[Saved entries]
....
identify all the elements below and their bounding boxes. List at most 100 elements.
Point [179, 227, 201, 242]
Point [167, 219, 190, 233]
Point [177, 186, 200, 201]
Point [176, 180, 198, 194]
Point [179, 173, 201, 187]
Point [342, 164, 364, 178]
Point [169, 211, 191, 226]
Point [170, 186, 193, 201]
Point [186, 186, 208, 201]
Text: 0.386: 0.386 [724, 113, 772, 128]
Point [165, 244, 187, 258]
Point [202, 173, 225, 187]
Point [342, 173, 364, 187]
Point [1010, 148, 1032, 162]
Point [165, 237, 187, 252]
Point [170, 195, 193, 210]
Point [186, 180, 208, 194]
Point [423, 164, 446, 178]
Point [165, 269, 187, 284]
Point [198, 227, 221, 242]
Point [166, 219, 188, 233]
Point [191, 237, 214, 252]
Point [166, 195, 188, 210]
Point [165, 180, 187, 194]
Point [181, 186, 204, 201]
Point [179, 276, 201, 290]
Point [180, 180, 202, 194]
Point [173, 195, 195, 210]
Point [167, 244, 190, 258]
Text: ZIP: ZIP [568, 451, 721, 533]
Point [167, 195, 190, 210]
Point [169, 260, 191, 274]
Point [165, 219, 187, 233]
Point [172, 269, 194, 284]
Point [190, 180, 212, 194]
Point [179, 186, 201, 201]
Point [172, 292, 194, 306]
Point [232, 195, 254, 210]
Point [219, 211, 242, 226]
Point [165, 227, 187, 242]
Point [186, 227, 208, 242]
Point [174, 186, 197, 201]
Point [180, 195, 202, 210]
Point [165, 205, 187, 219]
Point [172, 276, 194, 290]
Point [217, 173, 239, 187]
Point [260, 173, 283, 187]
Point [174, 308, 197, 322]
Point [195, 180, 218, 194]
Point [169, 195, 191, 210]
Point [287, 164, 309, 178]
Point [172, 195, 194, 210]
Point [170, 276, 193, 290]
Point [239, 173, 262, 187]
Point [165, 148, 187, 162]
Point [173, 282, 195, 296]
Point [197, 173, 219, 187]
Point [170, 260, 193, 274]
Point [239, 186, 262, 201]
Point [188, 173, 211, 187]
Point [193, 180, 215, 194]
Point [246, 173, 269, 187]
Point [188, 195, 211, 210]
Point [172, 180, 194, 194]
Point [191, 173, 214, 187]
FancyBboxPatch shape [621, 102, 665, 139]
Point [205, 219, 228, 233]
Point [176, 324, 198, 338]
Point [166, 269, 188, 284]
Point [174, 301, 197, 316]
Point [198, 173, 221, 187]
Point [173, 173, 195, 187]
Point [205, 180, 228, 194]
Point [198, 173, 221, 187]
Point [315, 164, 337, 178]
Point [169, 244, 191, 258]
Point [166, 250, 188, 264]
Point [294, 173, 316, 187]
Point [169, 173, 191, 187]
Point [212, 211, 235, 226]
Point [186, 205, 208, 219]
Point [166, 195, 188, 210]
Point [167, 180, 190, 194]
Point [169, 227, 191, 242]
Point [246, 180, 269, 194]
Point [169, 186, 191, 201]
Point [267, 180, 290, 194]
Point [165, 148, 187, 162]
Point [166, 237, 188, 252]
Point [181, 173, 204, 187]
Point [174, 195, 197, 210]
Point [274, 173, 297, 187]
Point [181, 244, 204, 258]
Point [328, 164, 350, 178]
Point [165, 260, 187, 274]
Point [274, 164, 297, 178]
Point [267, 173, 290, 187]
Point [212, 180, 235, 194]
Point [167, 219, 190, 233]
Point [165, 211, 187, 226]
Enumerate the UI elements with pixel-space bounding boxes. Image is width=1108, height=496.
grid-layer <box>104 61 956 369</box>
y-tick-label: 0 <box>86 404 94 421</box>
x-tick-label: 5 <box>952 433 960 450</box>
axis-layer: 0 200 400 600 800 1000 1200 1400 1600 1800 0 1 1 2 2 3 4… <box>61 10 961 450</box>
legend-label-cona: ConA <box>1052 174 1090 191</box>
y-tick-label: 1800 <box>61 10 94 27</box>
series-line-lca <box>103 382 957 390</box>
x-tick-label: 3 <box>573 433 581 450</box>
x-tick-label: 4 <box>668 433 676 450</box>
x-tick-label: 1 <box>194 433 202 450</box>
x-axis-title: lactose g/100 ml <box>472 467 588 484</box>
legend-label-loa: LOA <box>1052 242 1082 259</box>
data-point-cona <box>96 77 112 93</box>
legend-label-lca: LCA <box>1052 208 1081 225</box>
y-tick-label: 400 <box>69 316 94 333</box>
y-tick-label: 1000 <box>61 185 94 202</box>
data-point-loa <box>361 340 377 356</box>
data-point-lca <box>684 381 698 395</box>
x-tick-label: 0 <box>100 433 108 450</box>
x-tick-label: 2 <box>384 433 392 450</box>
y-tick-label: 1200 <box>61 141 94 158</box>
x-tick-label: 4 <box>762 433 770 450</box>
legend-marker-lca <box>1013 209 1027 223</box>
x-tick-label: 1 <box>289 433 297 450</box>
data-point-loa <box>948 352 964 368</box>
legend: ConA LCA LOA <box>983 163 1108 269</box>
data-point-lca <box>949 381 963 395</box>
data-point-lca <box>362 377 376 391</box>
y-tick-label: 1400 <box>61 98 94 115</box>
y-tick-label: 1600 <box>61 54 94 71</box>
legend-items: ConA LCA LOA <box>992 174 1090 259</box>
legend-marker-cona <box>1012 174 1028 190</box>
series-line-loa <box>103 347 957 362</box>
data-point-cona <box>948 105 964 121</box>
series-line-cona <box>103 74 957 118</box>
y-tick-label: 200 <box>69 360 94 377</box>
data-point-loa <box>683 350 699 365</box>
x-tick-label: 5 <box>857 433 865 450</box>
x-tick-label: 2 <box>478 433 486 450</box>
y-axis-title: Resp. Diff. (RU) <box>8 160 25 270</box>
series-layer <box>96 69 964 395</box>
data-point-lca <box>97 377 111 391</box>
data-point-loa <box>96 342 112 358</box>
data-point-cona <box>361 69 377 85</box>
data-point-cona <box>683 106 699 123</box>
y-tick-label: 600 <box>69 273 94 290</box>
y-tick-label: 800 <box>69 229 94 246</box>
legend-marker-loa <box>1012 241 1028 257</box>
....
» Task directions: Write out every row above word for word, keeping each line in its original order.

» Final answer:
identify all the elements below and their bounding boxes. List at most 100 elements.
Point [179, 227, 201, 242]
Point [167, 219, 190, 233]
Point [177, 186, 200, 201]
Point [176, 180, 198, 194]
Point [179, 173, 201, 187]
Point [342, 164, 364, 178]
Point [169, 211, 191, 226]
Point [170, 186, 193, 201]
Point [186, 186, 208, 201]
Text: 0.386: 0.386 [724, 113, 772, 128]
Point [165, 244, 187, 258]
Point [202, 173, 225, 187]
Point [342, 173, 364, 187]
Point [1010, 148, 1032, 162]
Point [165, 237, 187, 252]
Point [170, 195, 193, 210]
Point [186, 180, 208, 194]
Point [423, 164, 446, 178]
Point [165, 269, 187, 284]
Point [198, 227, 221, 242]
Point [166, 219, 188, 233]
Point [191, 237, 214, 252]
Point [166, 195, 188, 210]
Point [165, 180, 187, 194]
Point [181, 186, 204, 201]
Point [179, 276, 201, 290]
Point [180, 180, 202, 194]
Point [173, 195, 195, 210]
Point [167, 244, 190, 258]
Text: ZIP: ZIP [568, 451, 721, 533]
Point [167, 195, 190, 210]
Point [169, 260, 191, 274]
Point [165, 219, 187, 233]
Point [172, 269, 194, 284]
Point [190, 180, 212, 194]
Point [179, 186, 201, 201]
Point [172, 292, 194, 306]
Point [232, 195, 254, 210]
Point [219, 211, 242, 226]
Point [165, 227, 187, 242]
Point [186, 227, 208, 242]
Point [174, 186, 197, 201]
Point [180, 195, 202, 210]
Point [165, 205, 187, 219]
Point [172, 276, 194, 290]
Point [217, 173, 239, 187]
Point [260, 173, 283, 187]
Point [174, 308, 197, 322]
Point [195, 180, 218, 194]
Point [169, 195, 191, 210]
Point [287, 164, 309, 178]
Point [172, 195, 194, 210]
Point [170, 276, 193, 290]
Point [239, 173, 262, 187]
Point [165, 148, 187, 162]
Point [173, 282, 195, 296]
Point [197, 173, 219, 187]
Point [170, 260, 193, 274]
Point [239, 186, 262, 201]
Point [188, 173, 211, 187]
Point [193, 180, 215, 194]
Point [246, 173, 269, 187]
Point [188, 195, 211, 210]
Point [172, 180, 194, 194]
Point [191, 173, 214, 187]
FancyBboxPatch shape [621, 102, 665, 139]
Point [205, 219, 228, 233]
Point [176, 324, 198, 338]
Point [166, 269, 188, 284]
Point [174, 301, 197, 316]
Point [198, 173, 221, 187]
Point [173, 173, 195, 187]
Point [205, 180, 228, 194]
Point [198, 173, 221, 187]
Point [315, 164, 337, 178]
Point [169, 244, 191, 258]
Point [166, 250, 188, 264]
Point [294, 173, 316, 187]
Point [169, 173, 191, 187]
Point [212, 211, 235, 226]
Point [186, 205, 208, 219]
Point [166, 195, 188, 210]
Point [167, 180, 190, 194]
Point [169, 227, 191, 242]
Point [246, 180, 269, 194]
Point [169, 186, 191, 201]
Point [267, 180, 290, 194]
Point [165, 148, 187, 162]
Point [166, 237, 188, 252]
Point [181, 173, 204, 187]
Point [174, 195, 197, 210]
Point [274, 173, 297, 187]
Point [181, 244, 204, 258]
Point [328, 164, 350, 178]
Point [165, 260, 187, 274]
Point [274, 164, 297, 178]
Point [267, 173, 290, 187]
Point [212, 180, 235, 194]
Point [167, 219, 190, 233]
Point [165, 211, 187, 226]
Enumerate the UI elements with pixel-space bounding boxes. Image is width=1108, height=496.
grid-layer <box>104 61 956 369</box>
y-tick-label: 0 <box>86 404 94 421</box>
x-tick-label: 5 <box>952 433 960 450</box>
axis-layer: 0 200 400 600 800 1000 1200 1400 1600 1800 0 1 1 2 2 3 4… <box>61 10 961 450</box>
legend-label-cona: ConA <box>1052 174 1090 191</box>
y-tick-label: 1800 <box>61 10 94 27</box>
series-line-lca <box>103 382 957 390</box>
x-tick-label: 3 <box>573 433 581 450</box>
x-tick-label: 4 <box>668 433 676 450</box>
x-tick-label: 1 <box>194 433 202 450</box>
x-axis-title: lactose g/100 ml <box>472 467 588 484</box>
legend-label-loa: LOA <box>1052 242 1082 259</box>
data-point-cona <box>96 77 112 93</box>
legend-label-lca: LCA <box>1052 208 1081 225</box>
y-tick-label: 400 <box>69 316 94 333</box>
y-tick-label: 1000 <box>61 185 94 202</box>
data-point-loa <box>361 340 377 356</box>
data-point-lca <box>684 381 698 395</box>
x-tick-label: 0 <box>100 433 108 450</box>
x-tick-label: 2 <box>384 433 392 450</box>
y-tick-label: 1200 <box>61 141 94 158</box>
x-tick-label: 4 <box>762 433 770 450</box>
legend-marker-lca <box>1013 209 1027 223</box>
x-tick-label: 1 <box>289 433 297 450</box>
data-point-loa <box>948 352 964 368</box>
legend: ConA LCA LOA <box>983 163 1108 269</box>
data-point-lca <box>949 381 963 395</box>
data-point-lca <box>362 377 376 391</box>
y-tick-label: 1400 <box>61 98 94 115</box>
y-tick-label: 1600 <box>61 54 94 71</box>
legend-items: ConA LCA LOA <box>992 174 1090 259</box>
legend-marker-cona <box>1012 174 1028 190</box>
series-line-loa <box>103 347 957 362</box>
data-point-cona <box>948 105 964 121</box>
series-line-cona <box>103 74 957 118</box>
y-tick-label: 200 <box>69 360 94 377</box>
data-point-loa <box>683 350 699 365</box>
x-tick-label: 5 <box>857 433 865 450</box>
x-tick-label: 2 <box>478 433 486 450</box>
y-axis-title: Resp. Diff. (RU) <box>8 160 25 270</box>
series-layer <box>96 69 964 395</box>
data-point-lca <box>97 377 111 391</box>
data-point-loa <box>96 342 112 358</box>
data-point-cona <box>361 69 377 85</box>
data-point-cona <box>683 106 699 123</box>
y-tick-label: 600 <box>69 273 94 290</box>
y-tick-label: 800 <box>69 229 94 246</box>
legend-marker-loa <box>1012 241 1028 257</box>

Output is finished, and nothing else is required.